▶ [Entries supplied]

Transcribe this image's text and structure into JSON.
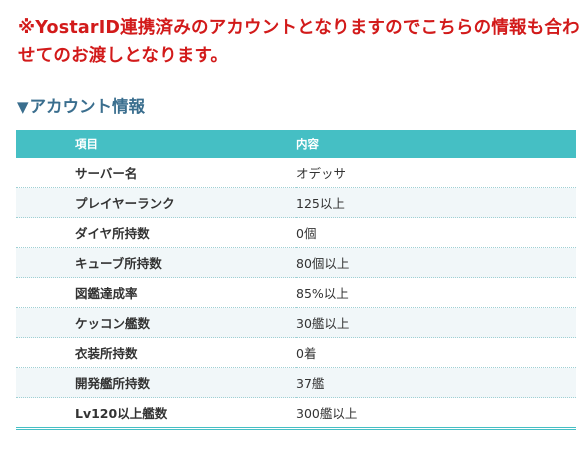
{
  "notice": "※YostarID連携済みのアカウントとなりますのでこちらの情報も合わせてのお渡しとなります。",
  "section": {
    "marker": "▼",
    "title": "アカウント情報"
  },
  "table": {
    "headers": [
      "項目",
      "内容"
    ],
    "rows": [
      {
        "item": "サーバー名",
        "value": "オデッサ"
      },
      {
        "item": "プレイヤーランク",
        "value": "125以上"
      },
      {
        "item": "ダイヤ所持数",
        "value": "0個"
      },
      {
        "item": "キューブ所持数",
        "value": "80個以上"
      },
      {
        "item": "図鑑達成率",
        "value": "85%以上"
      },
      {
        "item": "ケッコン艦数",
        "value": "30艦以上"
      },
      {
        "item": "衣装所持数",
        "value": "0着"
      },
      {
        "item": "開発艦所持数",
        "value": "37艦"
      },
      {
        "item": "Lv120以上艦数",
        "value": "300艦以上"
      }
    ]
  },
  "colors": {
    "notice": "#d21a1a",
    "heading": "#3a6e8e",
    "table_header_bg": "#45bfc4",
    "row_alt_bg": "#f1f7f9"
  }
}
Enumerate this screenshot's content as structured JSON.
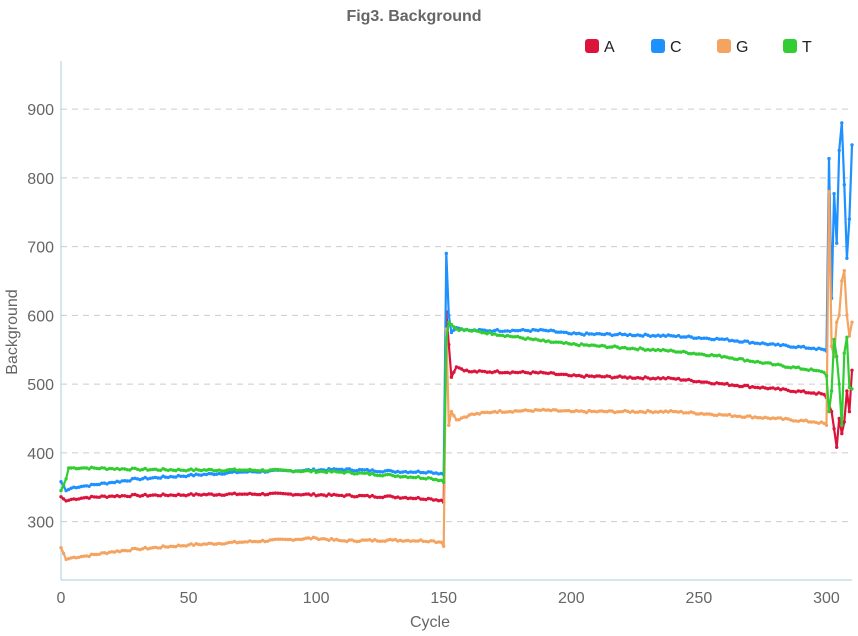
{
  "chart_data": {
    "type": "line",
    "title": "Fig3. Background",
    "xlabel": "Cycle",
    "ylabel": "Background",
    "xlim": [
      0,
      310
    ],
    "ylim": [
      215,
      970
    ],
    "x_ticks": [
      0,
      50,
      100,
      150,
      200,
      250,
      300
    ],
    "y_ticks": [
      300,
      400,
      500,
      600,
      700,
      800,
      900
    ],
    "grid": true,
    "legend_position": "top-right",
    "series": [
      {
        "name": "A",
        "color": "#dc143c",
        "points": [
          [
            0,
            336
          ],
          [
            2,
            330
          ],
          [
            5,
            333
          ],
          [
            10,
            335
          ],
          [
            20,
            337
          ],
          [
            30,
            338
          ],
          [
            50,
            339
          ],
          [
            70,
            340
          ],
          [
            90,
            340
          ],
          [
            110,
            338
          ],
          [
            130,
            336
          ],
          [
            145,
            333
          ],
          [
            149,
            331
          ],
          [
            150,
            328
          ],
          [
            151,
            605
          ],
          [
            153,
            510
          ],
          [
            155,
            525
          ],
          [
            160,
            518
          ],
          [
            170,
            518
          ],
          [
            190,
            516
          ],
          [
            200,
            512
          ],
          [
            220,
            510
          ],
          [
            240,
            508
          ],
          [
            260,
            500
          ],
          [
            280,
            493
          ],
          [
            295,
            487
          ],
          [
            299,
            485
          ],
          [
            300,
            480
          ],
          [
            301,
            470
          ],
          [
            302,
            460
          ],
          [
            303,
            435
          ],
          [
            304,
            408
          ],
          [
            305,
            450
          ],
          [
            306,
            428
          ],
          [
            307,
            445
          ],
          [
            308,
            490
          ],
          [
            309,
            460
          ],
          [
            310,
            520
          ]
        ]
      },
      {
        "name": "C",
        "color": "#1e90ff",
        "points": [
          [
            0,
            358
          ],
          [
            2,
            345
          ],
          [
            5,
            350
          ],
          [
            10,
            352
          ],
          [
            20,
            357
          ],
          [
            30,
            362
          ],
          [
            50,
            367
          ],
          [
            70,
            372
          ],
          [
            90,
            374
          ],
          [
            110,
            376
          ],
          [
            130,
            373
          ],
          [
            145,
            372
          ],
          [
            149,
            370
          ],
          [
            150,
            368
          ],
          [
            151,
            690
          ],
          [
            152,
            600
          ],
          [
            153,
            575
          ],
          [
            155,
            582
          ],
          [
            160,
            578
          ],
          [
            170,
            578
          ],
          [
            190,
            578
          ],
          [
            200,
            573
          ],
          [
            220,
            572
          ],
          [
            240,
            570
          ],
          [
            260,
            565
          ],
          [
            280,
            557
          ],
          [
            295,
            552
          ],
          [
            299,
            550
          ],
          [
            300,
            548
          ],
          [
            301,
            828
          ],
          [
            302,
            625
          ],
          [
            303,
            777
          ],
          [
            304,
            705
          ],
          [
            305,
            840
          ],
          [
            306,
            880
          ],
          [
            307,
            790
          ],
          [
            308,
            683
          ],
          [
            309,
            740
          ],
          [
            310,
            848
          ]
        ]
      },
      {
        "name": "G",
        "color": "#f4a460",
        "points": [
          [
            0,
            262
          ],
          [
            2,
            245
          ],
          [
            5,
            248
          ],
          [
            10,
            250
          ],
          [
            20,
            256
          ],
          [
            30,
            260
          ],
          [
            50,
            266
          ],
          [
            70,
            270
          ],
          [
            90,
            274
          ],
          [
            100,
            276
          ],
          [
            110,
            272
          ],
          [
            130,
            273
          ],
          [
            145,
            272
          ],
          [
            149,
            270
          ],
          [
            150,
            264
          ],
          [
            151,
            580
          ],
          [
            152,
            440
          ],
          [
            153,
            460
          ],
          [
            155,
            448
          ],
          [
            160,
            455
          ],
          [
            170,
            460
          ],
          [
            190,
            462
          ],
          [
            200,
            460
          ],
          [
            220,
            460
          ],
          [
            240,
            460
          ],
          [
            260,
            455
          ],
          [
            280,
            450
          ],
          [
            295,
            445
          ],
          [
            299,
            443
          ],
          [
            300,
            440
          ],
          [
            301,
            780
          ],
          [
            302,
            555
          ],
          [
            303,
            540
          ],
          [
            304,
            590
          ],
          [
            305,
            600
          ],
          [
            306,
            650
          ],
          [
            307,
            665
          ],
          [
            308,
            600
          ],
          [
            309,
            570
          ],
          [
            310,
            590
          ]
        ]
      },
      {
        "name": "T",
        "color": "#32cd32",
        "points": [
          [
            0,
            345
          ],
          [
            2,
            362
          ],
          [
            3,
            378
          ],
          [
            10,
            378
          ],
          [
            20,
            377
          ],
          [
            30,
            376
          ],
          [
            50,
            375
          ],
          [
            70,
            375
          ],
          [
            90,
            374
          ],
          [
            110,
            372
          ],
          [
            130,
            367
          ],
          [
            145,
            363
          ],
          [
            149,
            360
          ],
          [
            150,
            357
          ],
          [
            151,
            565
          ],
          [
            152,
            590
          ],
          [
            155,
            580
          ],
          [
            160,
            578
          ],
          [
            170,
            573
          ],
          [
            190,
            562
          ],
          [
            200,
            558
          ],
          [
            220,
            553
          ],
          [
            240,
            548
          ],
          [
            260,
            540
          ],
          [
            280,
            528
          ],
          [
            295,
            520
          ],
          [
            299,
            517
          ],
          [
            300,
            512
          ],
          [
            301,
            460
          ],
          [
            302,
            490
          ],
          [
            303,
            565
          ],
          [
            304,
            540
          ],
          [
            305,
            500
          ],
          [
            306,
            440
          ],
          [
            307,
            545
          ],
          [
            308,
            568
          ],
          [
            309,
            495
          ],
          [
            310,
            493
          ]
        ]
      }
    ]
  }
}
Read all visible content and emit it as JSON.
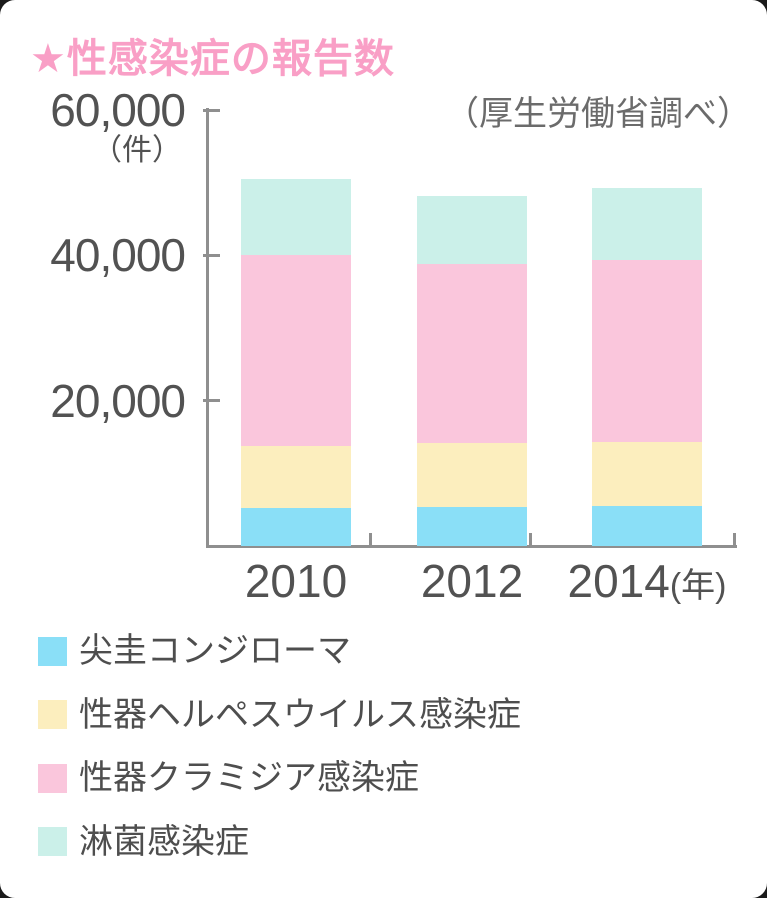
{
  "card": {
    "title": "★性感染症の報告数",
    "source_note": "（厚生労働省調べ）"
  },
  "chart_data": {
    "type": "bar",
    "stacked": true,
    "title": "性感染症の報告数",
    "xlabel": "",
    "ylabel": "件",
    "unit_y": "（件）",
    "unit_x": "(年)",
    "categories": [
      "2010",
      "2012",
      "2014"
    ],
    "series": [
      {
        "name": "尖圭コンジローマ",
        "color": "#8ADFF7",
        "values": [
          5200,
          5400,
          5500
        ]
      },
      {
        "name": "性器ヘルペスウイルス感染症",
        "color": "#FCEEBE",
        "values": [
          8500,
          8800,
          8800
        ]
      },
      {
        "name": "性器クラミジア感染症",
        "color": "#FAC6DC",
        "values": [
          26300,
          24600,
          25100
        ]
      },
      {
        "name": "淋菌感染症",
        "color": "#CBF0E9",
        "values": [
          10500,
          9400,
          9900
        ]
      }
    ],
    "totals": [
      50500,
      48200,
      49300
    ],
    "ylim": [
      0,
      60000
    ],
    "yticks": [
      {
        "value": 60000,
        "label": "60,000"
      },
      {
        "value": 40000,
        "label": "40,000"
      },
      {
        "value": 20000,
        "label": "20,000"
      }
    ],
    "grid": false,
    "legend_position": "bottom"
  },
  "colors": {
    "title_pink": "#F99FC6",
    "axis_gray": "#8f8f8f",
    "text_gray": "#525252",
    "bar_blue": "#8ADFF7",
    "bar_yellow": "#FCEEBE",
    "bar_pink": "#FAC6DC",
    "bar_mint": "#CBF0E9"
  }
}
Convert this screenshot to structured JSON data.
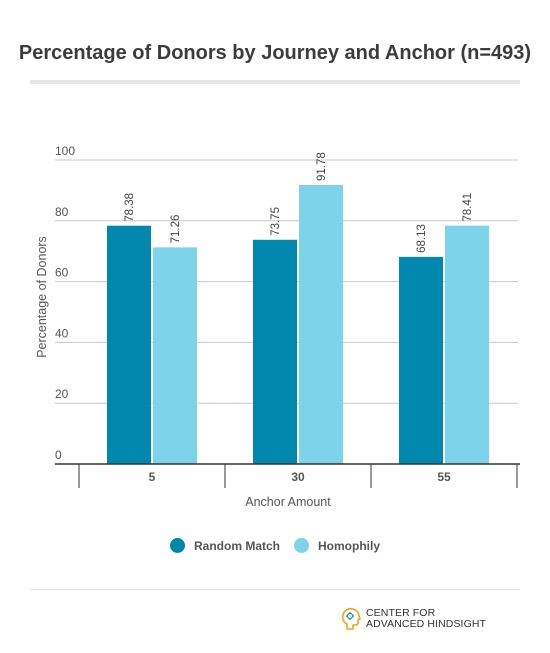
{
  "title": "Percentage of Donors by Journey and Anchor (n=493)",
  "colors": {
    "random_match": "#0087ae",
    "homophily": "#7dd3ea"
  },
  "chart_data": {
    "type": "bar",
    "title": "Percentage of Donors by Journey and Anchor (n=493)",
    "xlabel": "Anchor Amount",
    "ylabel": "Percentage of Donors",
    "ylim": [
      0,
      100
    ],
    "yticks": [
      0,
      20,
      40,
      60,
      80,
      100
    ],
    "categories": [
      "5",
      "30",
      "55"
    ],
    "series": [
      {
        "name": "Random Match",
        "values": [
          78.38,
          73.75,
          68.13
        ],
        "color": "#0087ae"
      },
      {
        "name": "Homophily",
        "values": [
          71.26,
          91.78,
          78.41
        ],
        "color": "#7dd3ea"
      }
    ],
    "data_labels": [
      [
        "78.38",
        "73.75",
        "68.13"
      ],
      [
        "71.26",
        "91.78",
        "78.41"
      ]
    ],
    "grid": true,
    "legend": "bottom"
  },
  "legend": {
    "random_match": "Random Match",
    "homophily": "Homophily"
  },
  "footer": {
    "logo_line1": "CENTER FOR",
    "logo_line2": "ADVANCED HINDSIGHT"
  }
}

▶ [Requirement] What is the number of lines that hold the string "item"? Reply with that number alone.

▶ [Solution for this exercise] 9